- The task
How many lines of these entries hold the string "icon"? Reply with the number alone.
- - - - -
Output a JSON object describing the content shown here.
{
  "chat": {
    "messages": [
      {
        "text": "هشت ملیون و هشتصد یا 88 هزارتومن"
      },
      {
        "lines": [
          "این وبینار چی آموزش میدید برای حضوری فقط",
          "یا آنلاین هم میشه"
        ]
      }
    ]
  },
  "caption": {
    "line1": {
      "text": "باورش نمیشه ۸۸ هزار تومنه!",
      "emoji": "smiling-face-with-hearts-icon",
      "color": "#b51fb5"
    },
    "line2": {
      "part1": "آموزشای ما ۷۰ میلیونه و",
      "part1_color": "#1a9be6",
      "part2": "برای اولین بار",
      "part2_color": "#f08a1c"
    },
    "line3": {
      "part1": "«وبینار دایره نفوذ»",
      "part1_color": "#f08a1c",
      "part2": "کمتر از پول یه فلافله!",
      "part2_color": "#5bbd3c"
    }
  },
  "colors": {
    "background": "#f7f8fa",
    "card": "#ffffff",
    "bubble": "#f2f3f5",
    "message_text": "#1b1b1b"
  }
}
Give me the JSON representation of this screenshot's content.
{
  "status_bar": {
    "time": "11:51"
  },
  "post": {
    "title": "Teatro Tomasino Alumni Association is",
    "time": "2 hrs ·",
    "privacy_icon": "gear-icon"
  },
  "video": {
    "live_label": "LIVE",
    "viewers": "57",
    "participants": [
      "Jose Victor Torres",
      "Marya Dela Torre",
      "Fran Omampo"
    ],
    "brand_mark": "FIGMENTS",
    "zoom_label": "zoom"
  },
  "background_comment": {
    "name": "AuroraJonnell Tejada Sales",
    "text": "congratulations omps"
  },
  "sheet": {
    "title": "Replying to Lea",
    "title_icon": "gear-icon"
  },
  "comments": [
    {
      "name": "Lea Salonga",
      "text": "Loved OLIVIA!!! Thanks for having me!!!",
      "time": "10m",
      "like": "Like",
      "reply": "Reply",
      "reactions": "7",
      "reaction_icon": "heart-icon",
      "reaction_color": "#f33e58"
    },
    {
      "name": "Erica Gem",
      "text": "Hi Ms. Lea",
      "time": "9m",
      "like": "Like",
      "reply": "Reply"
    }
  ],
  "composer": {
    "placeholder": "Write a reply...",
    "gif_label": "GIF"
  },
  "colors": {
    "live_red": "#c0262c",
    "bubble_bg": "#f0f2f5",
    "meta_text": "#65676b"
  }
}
- - - - -
- Exercise response
4